start

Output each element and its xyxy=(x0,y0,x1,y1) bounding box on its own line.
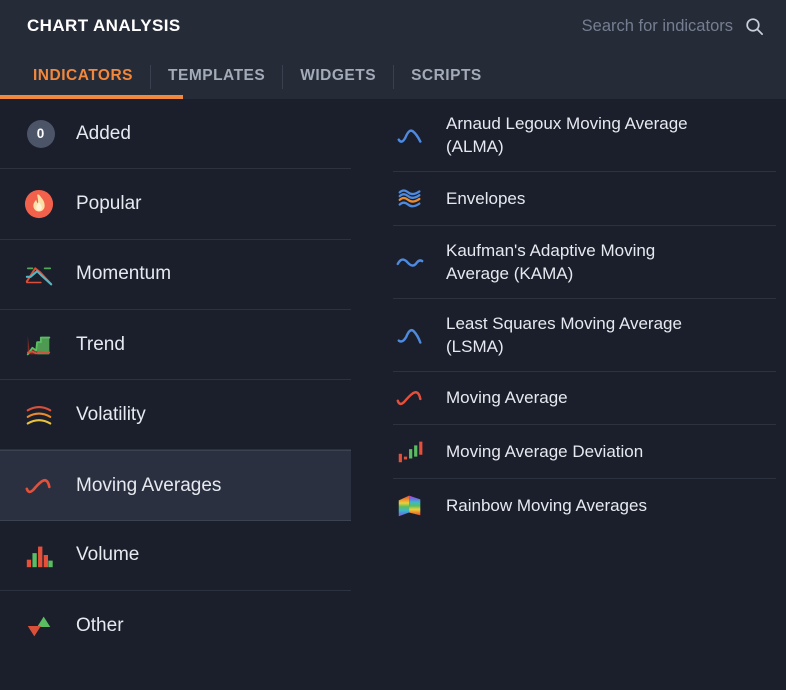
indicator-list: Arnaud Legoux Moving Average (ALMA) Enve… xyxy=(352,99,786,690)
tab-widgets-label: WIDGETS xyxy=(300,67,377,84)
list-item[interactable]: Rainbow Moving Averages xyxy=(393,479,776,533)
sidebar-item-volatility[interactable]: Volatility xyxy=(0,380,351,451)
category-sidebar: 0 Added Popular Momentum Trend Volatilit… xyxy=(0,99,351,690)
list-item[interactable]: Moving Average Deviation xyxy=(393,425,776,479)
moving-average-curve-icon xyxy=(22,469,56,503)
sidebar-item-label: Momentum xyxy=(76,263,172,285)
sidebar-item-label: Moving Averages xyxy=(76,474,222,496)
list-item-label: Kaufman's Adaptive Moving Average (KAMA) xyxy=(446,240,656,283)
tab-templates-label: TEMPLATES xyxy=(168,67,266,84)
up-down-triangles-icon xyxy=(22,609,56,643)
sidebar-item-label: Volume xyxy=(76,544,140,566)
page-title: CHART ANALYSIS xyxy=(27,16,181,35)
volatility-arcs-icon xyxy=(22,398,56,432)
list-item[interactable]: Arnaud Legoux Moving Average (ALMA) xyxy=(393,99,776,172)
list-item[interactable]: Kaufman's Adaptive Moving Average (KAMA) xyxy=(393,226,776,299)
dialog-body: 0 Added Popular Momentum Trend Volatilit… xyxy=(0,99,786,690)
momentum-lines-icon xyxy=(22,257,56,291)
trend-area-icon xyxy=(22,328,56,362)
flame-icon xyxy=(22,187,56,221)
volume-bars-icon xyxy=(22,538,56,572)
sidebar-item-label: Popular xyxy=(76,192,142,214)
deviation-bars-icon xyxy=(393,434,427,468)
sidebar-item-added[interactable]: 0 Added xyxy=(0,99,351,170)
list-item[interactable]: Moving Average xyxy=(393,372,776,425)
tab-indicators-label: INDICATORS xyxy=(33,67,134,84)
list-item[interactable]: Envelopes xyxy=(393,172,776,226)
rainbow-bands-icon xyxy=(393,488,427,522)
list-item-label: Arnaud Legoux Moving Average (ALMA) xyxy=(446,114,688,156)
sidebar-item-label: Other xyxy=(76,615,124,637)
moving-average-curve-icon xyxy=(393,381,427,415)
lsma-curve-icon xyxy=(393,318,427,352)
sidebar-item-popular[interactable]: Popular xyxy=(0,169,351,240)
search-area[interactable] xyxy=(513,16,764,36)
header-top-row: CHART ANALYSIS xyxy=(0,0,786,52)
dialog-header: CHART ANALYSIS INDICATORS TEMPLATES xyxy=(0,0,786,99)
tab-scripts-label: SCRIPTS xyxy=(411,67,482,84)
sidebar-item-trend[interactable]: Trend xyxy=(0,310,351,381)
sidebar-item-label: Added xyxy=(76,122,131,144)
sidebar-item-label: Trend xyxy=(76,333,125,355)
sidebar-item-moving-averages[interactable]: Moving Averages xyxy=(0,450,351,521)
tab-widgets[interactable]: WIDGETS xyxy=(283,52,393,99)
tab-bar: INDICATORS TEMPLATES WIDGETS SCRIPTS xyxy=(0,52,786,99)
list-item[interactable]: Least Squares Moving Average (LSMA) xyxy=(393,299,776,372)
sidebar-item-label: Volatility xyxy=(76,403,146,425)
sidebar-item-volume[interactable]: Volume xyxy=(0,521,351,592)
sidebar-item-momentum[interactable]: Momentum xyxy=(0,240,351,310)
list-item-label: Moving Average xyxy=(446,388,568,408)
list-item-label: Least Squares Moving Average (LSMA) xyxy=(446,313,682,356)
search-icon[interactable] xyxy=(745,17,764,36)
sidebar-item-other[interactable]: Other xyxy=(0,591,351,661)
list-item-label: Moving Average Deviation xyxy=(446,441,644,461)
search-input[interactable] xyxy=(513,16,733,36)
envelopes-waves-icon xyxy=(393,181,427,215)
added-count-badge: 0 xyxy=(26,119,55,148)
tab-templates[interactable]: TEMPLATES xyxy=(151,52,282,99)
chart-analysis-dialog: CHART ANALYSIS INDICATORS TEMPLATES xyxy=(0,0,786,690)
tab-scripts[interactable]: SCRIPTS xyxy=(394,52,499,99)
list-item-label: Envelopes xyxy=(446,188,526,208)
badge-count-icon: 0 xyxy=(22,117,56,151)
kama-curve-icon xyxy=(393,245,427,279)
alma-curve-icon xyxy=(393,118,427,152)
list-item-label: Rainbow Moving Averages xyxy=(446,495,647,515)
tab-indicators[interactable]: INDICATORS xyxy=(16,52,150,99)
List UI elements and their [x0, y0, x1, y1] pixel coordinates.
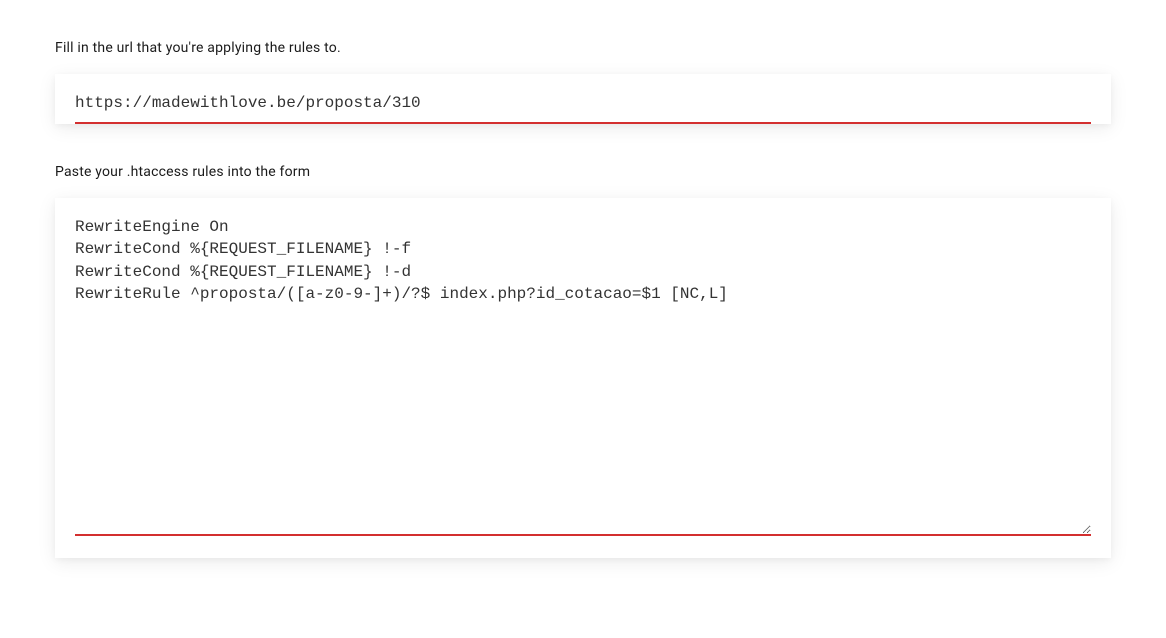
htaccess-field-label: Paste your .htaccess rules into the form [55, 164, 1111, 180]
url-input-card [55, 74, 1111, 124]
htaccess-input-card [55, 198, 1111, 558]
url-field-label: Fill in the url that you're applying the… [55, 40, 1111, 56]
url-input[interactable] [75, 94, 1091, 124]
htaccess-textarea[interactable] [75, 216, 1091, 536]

end
start

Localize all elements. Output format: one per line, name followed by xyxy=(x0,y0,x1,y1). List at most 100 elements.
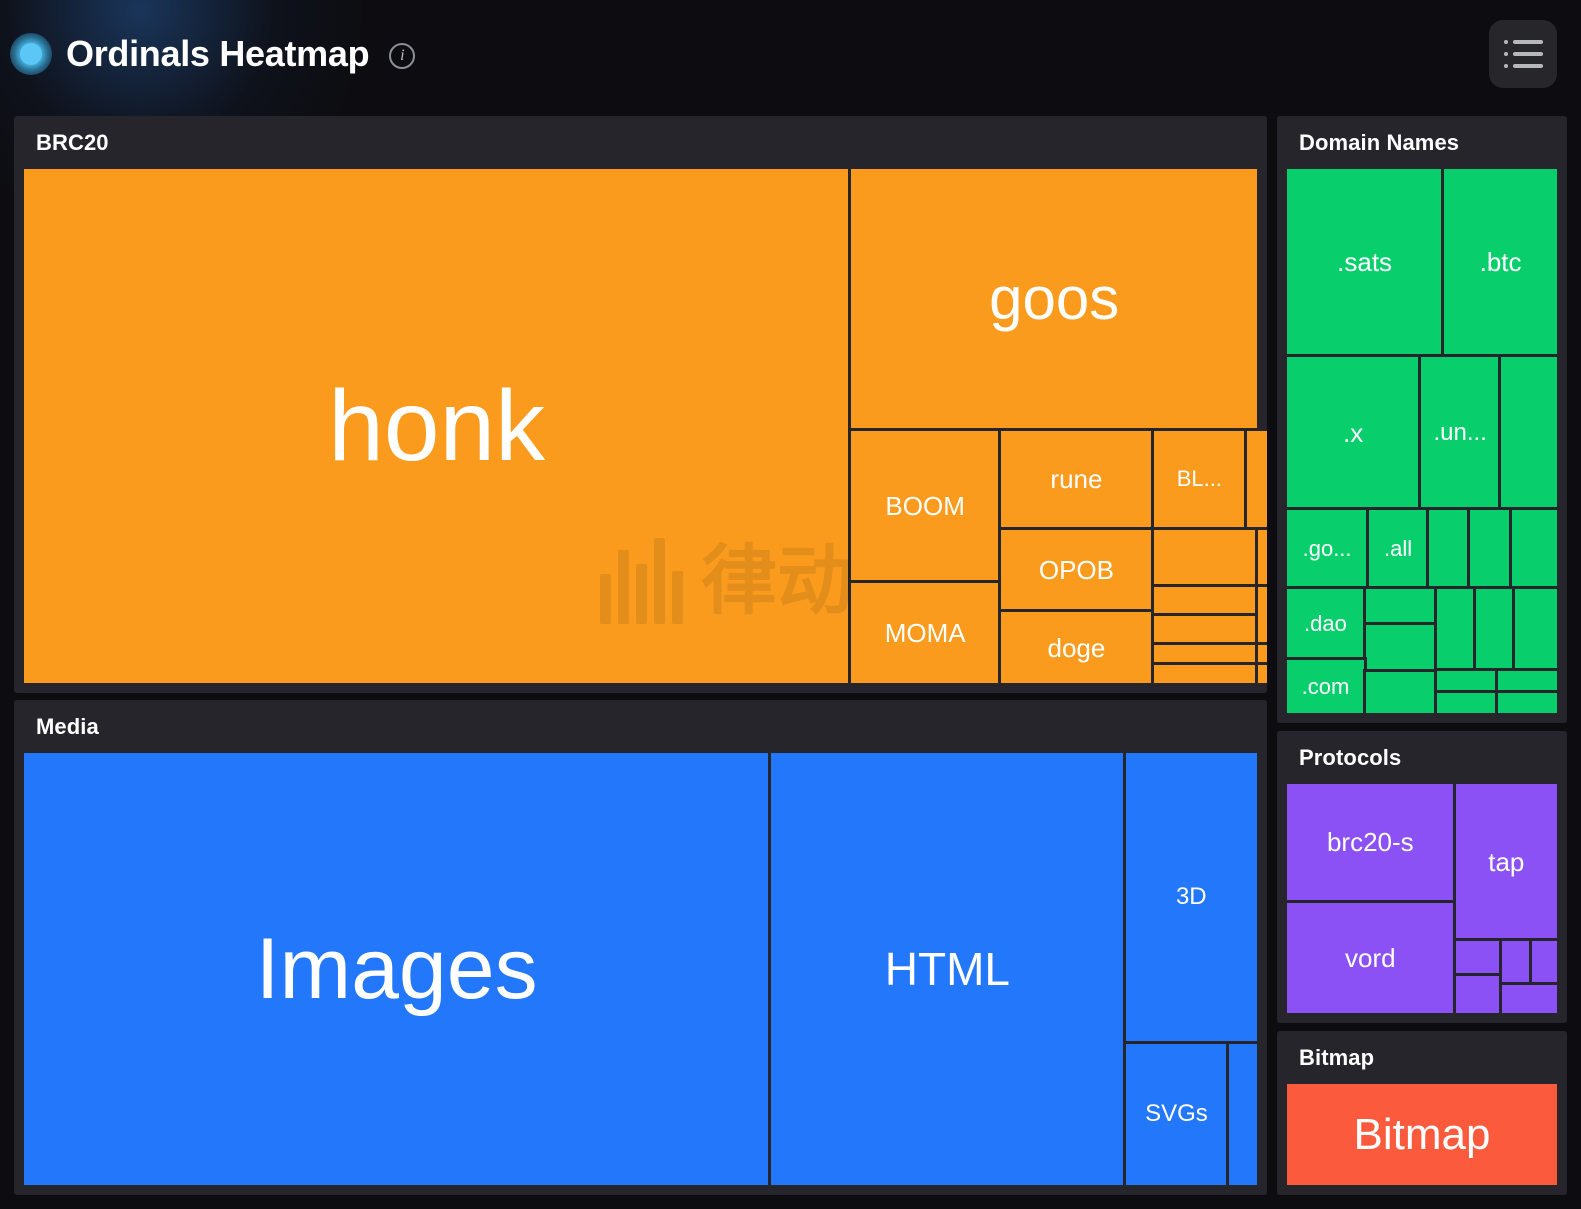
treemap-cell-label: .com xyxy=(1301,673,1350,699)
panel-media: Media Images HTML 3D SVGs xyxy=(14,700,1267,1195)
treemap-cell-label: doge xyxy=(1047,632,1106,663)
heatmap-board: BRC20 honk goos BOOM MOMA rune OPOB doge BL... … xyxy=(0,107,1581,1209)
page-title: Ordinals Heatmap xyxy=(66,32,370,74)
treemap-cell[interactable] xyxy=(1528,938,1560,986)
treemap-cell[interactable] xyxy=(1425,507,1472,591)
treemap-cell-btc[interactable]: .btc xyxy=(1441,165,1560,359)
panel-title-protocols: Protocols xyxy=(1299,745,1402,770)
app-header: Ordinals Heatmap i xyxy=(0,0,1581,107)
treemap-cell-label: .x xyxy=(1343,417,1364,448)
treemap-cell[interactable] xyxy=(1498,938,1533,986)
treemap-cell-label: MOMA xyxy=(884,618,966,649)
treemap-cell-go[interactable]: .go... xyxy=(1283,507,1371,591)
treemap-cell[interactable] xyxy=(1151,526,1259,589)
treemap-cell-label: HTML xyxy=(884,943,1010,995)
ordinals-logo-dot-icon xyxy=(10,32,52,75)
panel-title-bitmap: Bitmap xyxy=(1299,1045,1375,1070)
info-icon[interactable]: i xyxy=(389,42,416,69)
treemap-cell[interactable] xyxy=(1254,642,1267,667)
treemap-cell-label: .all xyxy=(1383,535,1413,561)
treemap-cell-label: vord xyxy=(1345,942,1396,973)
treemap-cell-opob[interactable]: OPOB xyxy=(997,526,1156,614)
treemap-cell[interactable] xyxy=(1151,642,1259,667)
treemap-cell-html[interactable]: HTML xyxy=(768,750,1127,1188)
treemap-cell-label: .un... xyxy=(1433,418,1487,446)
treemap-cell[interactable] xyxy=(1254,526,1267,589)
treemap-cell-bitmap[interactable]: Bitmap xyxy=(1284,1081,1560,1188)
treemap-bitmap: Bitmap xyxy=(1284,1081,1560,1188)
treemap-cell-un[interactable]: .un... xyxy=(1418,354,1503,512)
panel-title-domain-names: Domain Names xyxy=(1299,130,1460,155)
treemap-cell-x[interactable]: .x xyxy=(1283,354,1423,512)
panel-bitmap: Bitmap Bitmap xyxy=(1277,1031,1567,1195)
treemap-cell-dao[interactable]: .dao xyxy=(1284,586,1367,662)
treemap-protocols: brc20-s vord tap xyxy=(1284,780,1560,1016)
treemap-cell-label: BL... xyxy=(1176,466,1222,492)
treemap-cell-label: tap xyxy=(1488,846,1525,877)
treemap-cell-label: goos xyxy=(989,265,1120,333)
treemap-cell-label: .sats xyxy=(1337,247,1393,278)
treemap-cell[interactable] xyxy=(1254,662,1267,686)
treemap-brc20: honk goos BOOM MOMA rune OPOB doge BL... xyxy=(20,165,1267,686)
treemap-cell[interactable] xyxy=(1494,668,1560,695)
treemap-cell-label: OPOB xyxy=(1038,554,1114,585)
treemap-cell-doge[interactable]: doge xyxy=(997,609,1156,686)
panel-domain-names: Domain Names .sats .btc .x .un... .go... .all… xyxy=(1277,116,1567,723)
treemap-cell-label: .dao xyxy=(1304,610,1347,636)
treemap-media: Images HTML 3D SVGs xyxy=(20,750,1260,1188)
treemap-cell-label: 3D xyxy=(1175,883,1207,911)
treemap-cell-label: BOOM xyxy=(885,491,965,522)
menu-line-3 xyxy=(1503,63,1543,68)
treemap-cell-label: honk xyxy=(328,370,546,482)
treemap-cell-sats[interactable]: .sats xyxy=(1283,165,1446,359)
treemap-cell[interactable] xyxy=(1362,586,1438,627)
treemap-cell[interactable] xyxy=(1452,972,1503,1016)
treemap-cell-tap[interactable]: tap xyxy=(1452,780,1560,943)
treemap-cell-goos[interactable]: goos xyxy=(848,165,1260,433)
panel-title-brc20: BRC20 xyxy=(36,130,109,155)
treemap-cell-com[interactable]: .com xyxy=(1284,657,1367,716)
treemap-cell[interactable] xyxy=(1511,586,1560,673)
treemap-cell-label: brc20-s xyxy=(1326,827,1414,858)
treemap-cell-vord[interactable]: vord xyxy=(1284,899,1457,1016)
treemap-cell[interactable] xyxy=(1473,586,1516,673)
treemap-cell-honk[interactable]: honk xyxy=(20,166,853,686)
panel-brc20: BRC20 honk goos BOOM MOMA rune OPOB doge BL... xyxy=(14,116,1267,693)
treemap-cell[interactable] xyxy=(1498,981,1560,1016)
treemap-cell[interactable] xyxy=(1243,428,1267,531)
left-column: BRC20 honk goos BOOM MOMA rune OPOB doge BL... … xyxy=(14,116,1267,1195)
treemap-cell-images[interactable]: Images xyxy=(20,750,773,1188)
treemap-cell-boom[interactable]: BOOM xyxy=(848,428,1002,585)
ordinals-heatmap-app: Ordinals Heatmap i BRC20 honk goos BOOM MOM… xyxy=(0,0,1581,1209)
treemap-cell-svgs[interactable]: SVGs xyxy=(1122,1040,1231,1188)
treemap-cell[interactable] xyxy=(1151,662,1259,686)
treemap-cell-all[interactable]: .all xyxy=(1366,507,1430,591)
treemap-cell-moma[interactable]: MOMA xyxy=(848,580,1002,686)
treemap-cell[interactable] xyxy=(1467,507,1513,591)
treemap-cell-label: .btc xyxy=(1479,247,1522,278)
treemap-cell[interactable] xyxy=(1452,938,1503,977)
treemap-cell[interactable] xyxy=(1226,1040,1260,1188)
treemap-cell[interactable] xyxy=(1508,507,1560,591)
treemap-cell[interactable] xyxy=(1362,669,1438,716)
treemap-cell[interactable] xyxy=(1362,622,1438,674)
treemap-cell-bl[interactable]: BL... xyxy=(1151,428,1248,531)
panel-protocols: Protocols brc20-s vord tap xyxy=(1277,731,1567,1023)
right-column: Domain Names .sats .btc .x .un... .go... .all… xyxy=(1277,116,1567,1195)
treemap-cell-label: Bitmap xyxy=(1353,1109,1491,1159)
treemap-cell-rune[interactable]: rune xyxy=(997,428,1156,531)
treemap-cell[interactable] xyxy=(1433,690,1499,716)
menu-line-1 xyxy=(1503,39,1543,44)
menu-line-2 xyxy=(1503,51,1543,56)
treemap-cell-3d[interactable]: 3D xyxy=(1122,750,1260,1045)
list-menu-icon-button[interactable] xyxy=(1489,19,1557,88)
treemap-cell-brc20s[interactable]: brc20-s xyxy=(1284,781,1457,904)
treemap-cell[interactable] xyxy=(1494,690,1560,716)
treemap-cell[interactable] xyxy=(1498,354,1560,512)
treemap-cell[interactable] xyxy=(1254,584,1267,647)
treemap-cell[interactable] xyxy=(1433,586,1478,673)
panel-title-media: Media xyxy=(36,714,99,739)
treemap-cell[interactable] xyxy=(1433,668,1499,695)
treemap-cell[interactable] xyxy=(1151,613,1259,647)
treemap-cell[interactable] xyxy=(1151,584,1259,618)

end

## Required work:
Return the lines exactly, starting with the line containing "htaccess-field-label: Paste your" and continuing through the line containing "htaccess-textarea[interactable] [75, 216, 1091, 536]", with both of these lines included.

## Task result:
htaccess-field-label: Paste your .htaccess rules into the form [55, 164, 1111, 180]
url-input-card [55, 74, 1111, 124]
htaccess-input-card [55, 198, 1111, 558]
url-field-label: Fill in the url that you're applying the… [55, 40, 1111, 56]
url-input[interactable] [75, 94, 1091, 124]
htaccess-textarea[interactable] [75, 216, 1091, 536]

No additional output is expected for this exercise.